Task brief
Rewrite the records so that every "lyric-line" is renamed "lyrics-row", and leave everything else unchanged.

Annotated element entries
• • • •

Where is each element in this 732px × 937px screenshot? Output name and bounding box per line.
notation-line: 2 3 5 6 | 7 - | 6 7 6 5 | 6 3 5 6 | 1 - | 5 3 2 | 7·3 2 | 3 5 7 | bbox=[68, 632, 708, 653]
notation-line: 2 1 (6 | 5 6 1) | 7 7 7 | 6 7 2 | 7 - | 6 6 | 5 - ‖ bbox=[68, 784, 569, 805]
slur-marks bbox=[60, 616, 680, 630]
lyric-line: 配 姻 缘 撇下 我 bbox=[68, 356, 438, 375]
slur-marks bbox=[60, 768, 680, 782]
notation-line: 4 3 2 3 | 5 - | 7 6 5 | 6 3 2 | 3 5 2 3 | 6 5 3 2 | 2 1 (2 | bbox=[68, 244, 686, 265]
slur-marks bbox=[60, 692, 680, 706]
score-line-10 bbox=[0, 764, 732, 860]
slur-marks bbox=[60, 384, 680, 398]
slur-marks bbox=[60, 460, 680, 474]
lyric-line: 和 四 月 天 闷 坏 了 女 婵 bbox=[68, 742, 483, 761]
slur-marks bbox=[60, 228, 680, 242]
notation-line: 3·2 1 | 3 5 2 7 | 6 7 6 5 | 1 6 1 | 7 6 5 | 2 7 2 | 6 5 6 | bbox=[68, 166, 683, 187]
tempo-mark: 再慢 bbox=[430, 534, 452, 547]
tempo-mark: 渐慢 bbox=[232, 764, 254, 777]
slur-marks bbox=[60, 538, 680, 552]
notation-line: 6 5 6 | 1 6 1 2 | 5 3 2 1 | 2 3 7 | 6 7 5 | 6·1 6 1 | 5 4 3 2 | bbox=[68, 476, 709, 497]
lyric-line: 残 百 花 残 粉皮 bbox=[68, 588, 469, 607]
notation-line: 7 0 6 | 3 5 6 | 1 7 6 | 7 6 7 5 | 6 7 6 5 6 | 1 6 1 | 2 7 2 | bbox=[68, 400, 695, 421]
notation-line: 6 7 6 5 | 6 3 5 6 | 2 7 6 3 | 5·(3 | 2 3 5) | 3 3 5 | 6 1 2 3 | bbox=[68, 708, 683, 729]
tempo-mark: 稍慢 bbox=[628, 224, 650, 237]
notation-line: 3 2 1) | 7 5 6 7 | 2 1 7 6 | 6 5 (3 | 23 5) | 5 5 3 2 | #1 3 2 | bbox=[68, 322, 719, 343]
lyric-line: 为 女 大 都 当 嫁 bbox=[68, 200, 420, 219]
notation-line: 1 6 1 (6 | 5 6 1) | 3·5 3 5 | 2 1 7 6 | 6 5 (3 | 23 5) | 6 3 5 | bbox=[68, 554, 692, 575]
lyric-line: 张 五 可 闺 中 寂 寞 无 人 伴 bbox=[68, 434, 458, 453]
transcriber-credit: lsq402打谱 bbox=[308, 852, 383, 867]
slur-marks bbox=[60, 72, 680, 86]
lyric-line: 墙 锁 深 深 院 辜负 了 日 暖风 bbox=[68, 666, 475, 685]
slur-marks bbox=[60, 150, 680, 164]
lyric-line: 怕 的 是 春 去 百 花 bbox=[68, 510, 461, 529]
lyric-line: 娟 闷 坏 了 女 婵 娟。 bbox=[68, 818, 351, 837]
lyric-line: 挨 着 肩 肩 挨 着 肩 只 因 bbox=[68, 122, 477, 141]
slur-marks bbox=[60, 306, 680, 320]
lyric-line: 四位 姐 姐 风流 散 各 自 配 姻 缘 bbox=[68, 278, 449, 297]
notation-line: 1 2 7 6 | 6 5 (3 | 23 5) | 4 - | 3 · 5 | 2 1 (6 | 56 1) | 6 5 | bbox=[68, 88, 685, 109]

• • • •

Exercise answer
Where is each element in this 732px × 937px screenshot? Output name and bounding box per line.
notation-line: 2 3 5 6 | 7 - | 6 7 6 5 | 6 3 5 6 | 1 - | 5 3 2 | 7·3 2 | 3 5 7 | bbox=[68, 632, 708, 653]
notation-line: 2 1 (6 | 5 6 1) | 7 7 7 | 6 7 2 | 7 - | 6 6 | 5 - ‖ bbox=[68, 784, 569, 805]
slur-marks bbox=[60, 616, 680, 630]
lyrics-row: 配 姻 缘 撇下 我 bbox=[68, 356, 438, 375]
slur-marks bbox=[60, 768, 680, 782]
notation-line: 4 3 2 3 | 5 - | 7 6 5 | 6 3 2 | 3 5 2 3 | 6 5 3 2 | 2 1 (2 | bbox=[68, 244, 686, 265]
slur-marks bbox=[60, 692, 680, 706]
score-line-10 bbox=[0, 764, 732, 860]
slur-marks bbox=[60, 384, 680, 398]
slur-marks bbox=[60, 460, 680, 474]
lyrics-row: 和 四 月 天 闷 坏 了 女 婵 bbox=[68, 742, 483, 761]
slur-marks bbox=[60, 228, 680, 242]
notation-line: 3·2 1 | 3 5 2 7 | 6 7 6 5 | 1 6 1 | 7 6 5 | 2 7 2 | 6 5 6 | bbox=[68, 166, 683, 187]
tempo-mark: 再慢 bbox=[430, 534, 452, 547]
tempo-mark: 渐慢 bbox=[232, 764, 254, 777]
slur-marks bbox=[60, 538, 680, 552]
notation-line: 6 5 6 | 1 6 1 2 | 5 3 2 1 | 2 3 7 | 6 7 5 | 6·1 6 1 | 5 4 3 2 | bbox=[68, 476, 709, 497]
lyrics-row: 残 百 花 残 粉皮 bbox=[68, 588, 469, 607]
notation-line: 7 0 6 | 3 5 6 | 1 7 6 | 7 6 7 5 | 6 7 6 5 6 | 1 6 1 | 2 7 2 | bbox=[68, 400, 695, 421]
notation-line: 6 7 6 5 | 6 3 5 6 | 2 7 6 3 | 5·(3 | 2 3 5) | 3 3 5 | 6 1 2 3 | bbox=[68, 708, 683, 729]
tempo-mark: 稍慢 bbox=[628, 224, 650, 237]
notation-line: 3 2 1) | 7 5 6 7 | 2 1 7 6 | 6 5 (3 | 23 5) | 5 5 3 2 | #1 3 2 | bbox=[68, 322, 719, 343]
lyrics-row: 为 女 大 都 当 嫁 bbox=[68, 200, 420, 219]
notation-line: 1 6 1 (6 | 5 6 1) | 3·5 3 5 | 2 1 7 6 | 6 5 (3 | 23 5) | 6 3 5 | bbox=[68, 554, 692, 575]
lyrics-row: 张 五 可 闺 中 寂 寞 无 人 伴 bbox=[68, 434, 458, 453]
transcriber-credit: lsq402打谱 bbox=[308, 852, 383, 867]
slur-marks bbox=[60, 72, 680, 86]
lyrics-row: 墙 锁 深 深 院 辜负 了 日 暖风 bbox=[68, 666, 475, 685]
slur-marks bbox=[60, 150, 680, 164]
lyrics-row: 怕 的 是 春 去 百 花 bbox=[68, 510, 461, 529]
lyrics-row: 娟 闷 坏 了 女 婵 娟。 bbox=[68, 818, 351, 837]
lyrics-row: 挨 着 肩 肩 挨 着 肩 只 因 bbox=[68, 122, 477, 141]
slur-marks bbox=[60, 306, 680, 320]
lyrics-row: 四位 姐 姐 风流 散 各 自 配 姻 缘 bbox=[68, 278, 449, 297]
notation-line: 1 2 7 6 | 6 5 (3 | 23 5) | 4 - | 3 · 5 | 2 1 (6 | 56 1) | 6 5 | bbox=[68, 88, 685, 109]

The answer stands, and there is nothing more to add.